Text to read:
* Begin *
System Design 13 - Autocomplete

How google suggests search results

Introduction

So, you want to be like google, eh? Well, you’ve come to the right place.

We’ve already built a web crawler. We understand now how to do that. However, would would we do autocomplete and allow searching over the web? Well, let’s take a looks

Algorithms & Data Structures

This is again one of the questions where we need a deeper understanding of algorithms. Or, actually, data structures.

Why? Well, imagine the following:

  • You have 100 millions users
  • User types in a query and gets a response
  • You have saved previously searched queries

Now, how would you search for them? People can look for a lot of stuff, sometimes weird stuff. Try getting all words starting with “muy” in every google search ever searched.

Luckily, there IS a data structure to help us. It’s a tree like structure. Let’s TRIE IT OUT (haha, I’ll see myself out).

Trie

So, the data structure we’ll use is called a Trie. So, how does it work?

Well, let’s quickly say something about trees in Computer Science, because they are unnatural - they are basically trees upside down:

  • They are root at the top
  • They have branches - groups of nodes. Each branch can have its own branch.
    • Imagine a tree with root and 2 nodes. There are 2 branches.
    • If both nodes have 2 underlying nodes, there are 2 “global” branches and 2 “local” branches for each -> total of 4 “local” branches
  • The outermost nodes are called “leafs”. Those are the nodes at the bottom.

Now, how does this help us? Well, tries are a specific kind of trees

  • The root node is empty
  • There are 26 children of root node - one for each alphabet letter
  • Every subsequent nodes contain additional characters

So, consider the following trie:

{
    root: {
        t: {
            to: {}
            te: {
                tea: {}
                ted: {}
            }
        }
        a: {}
        i: {
            in: {}
        }
    }
}

Now, it looks really funky in the JSON above. But upon closer inspection, we can actually see it’s an autocomplete!

  • There is a “t” child
  • There is an “a” child
  • There is an “i” child

Furthermore, we know that:

  • There are 4 words in “t” - “to”, “te”, “tea”, and “ted”
  • There are 0 words in “a”
  • There is 1 word in “i” - “in”

Now, we could use this as autocomplete. This is a very basic example, but if a user types “t”, we don’t need to search entire database! We would just save all items in a Trie in the first place, and then whenever a user types “t”, we could immediately return 4 words rather than iterating over all!

Expanding upon trie

Now, let’s take it a little further. We can now see why tries are good for autocomplete. Imagine there are billions of records in there. You’d quickly filter out most.

In fact, you’d get to your requested result in a short time! All you have to do is find the node containing your text!

Consider the following:

  • There are 6 words - “adam”, “eve”, “thomas”, “apple”, “anger”, “eloquent”
* End *
Provided records:
* Begin *
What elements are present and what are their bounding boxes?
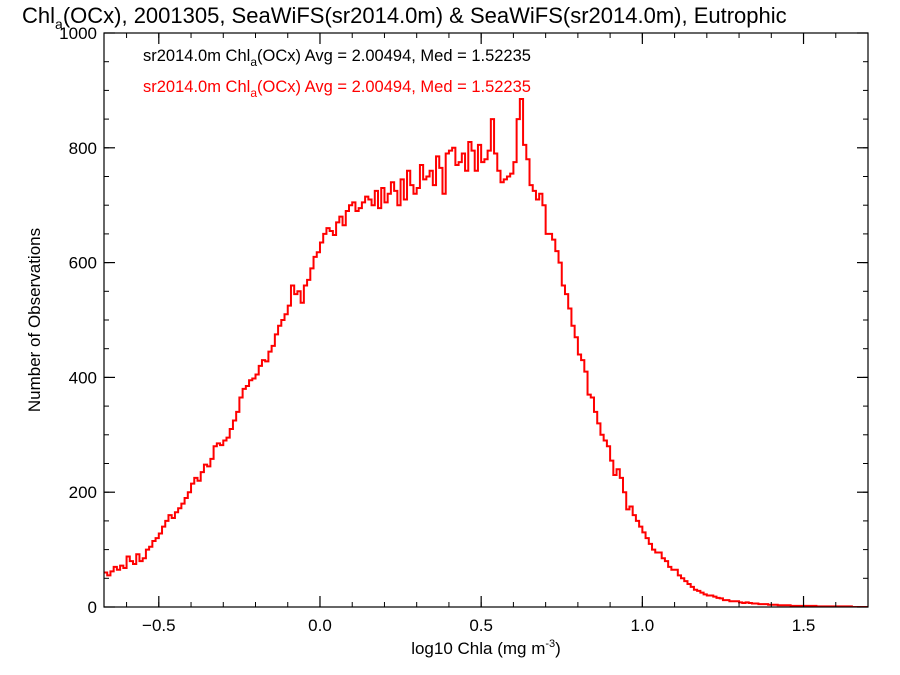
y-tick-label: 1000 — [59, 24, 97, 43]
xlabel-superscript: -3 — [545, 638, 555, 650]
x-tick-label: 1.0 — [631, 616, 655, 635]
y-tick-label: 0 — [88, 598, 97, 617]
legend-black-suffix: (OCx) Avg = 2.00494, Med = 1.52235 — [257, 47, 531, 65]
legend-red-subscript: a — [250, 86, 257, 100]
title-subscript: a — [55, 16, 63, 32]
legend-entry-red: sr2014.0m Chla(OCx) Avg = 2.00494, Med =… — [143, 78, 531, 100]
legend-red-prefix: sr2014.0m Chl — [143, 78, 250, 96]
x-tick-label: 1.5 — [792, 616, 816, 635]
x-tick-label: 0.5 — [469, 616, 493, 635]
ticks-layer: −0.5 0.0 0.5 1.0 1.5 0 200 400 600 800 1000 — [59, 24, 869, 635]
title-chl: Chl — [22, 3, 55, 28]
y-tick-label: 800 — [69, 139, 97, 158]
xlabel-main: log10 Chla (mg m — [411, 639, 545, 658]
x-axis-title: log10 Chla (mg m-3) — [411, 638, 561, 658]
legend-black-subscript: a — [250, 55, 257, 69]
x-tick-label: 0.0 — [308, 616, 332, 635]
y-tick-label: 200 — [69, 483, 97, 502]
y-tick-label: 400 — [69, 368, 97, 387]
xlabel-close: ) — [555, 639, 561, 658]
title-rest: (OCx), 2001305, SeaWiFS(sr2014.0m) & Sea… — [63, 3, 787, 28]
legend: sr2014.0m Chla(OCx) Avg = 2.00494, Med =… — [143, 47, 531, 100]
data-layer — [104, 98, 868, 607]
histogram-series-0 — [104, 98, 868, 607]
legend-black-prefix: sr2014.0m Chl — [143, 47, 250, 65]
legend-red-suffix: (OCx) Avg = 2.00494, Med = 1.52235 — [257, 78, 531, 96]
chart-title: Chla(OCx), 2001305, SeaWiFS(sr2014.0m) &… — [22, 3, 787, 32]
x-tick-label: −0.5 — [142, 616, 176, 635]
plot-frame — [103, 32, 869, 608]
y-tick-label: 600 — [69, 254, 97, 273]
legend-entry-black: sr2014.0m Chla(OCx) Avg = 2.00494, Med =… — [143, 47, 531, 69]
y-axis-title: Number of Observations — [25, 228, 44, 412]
* End *
* Begin *
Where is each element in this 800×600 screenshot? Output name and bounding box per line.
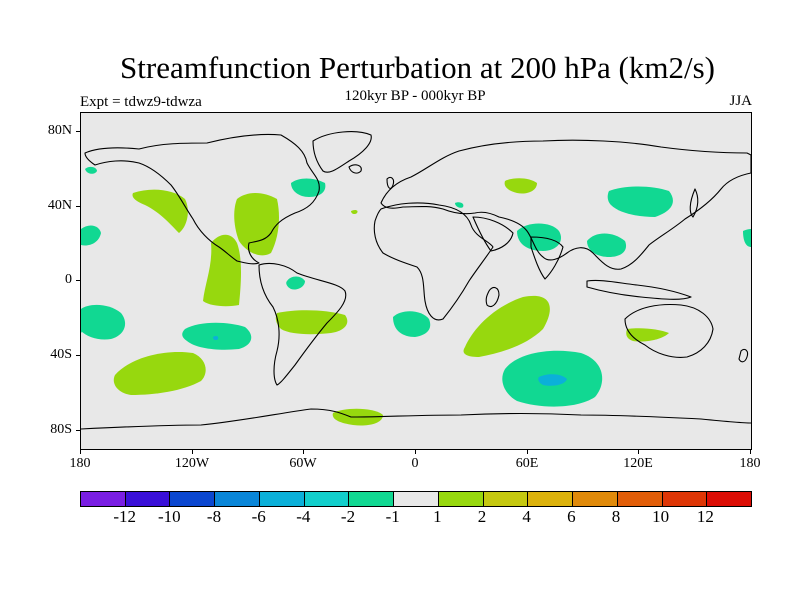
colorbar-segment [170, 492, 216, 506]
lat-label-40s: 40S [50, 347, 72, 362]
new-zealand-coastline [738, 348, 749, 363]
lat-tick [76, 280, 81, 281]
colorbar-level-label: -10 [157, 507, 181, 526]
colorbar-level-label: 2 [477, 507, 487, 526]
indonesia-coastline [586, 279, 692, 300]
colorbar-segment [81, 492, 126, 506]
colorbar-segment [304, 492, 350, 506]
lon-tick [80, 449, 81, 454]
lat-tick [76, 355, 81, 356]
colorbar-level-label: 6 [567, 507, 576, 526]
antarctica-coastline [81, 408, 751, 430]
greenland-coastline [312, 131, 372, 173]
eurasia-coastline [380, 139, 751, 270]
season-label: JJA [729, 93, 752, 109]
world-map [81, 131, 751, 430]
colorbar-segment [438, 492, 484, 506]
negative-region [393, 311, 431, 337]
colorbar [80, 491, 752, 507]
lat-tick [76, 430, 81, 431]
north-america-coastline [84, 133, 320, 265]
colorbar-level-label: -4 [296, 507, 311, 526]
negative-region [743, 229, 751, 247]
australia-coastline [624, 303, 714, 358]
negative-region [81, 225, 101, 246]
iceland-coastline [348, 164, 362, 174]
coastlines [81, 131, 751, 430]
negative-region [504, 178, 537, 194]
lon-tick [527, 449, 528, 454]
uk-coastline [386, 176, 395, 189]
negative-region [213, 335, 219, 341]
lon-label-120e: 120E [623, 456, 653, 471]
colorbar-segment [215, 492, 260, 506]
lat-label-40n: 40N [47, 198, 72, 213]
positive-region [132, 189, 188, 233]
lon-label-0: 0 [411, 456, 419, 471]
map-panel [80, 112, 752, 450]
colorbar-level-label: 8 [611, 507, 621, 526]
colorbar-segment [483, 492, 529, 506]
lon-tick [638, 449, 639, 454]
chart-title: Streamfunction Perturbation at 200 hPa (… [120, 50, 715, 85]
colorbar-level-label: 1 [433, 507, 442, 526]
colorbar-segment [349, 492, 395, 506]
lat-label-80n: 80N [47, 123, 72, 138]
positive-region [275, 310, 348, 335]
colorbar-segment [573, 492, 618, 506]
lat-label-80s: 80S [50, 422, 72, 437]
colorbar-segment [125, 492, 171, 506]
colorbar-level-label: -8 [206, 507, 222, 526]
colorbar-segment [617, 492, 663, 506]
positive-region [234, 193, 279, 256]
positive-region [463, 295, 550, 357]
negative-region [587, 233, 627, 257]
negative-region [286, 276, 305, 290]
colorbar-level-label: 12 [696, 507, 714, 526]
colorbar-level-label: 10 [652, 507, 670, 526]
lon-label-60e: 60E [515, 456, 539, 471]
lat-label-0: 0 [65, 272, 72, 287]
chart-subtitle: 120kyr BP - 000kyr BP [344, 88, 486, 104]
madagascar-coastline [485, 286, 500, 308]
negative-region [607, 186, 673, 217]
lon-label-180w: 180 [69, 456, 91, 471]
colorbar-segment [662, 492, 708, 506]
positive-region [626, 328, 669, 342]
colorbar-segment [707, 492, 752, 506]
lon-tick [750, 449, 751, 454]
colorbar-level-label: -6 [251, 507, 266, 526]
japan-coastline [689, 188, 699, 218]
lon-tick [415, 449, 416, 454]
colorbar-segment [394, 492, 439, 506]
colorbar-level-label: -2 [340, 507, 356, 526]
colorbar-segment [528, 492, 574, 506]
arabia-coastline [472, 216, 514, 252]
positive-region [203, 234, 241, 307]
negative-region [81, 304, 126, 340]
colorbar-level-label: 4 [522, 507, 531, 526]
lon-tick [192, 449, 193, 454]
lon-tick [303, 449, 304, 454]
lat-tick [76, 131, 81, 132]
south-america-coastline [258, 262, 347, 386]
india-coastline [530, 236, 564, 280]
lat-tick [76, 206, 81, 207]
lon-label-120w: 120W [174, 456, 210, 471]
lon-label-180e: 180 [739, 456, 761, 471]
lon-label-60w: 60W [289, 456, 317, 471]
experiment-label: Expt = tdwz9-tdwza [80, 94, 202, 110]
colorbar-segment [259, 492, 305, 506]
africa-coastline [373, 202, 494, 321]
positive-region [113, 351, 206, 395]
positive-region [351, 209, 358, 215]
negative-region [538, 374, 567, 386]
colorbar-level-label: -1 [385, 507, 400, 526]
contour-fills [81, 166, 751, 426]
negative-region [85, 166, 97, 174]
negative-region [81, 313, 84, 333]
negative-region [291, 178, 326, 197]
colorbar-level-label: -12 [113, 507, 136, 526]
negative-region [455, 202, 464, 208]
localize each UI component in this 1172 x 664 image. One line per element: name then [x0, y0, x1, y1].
* End *
* Begin *
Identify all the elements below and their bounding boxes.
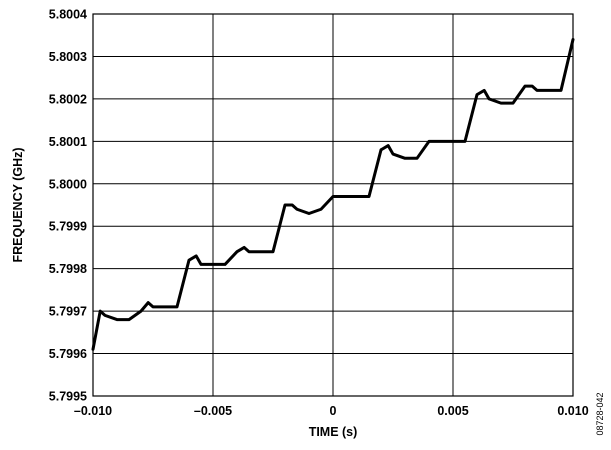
* End *
Directions:
**a.** Answer these questions about the autocomplete article:
(i) How many users does the imagined scenario have?
(ii) How many children does the root node of a trie have, and what does each one stand for?
(iii) What does the article call the outermost nodes of a tree?
**b.** In the records, retype the lines from the one containing "What elements are" to the one containing "title-chl: Chl — [22, 3, 55, 28]", and leave out the pictures.

Results for the exercise:
**a.**
(i) 100 million users.
(ii) 26 children, one for each letter of the alphabet.
(iii) "Leafs," the nodes at the bottom.

**b.**
What elements are present and what are their bounding boxes?
y-tick-label: 1000 — [59, 24, 97, 43]
xlabel-superscript: -3 — [545, 638, 555, 650]
x-tick-label: 1.0 — [631, 616, 655, 635]
y-tick-label: 0 — [88, 598, 97, 617]
legend-black-suffix: (OCx) Avg = 2.00494, Med = 1.52235 — [257, 47, 531, 65]
legend-red-subscript: a — [250, 86, 257, 100]
title-subscript: a — [55, 16, 63, 32]
legend-entry-red: sr2014.0m Chla(OCx) Avg = 2.00494, Med =… — [143, 78, 531, 100]
legend-red-prefix: sr2014.0m Chl — [143, 78, 250, 96]
x-tick-label: 1.5 — [792, 616, 816, 635]
x-tick-label: 0.5 — [469, 616, 493, 635]
ticks-layer: −0.5 0.0 0.5 1.0 1.5 0 200 400 600 800 1000 — [59, 24, 869, 635]
title-chl: Chl — [22, 3, 55, 28]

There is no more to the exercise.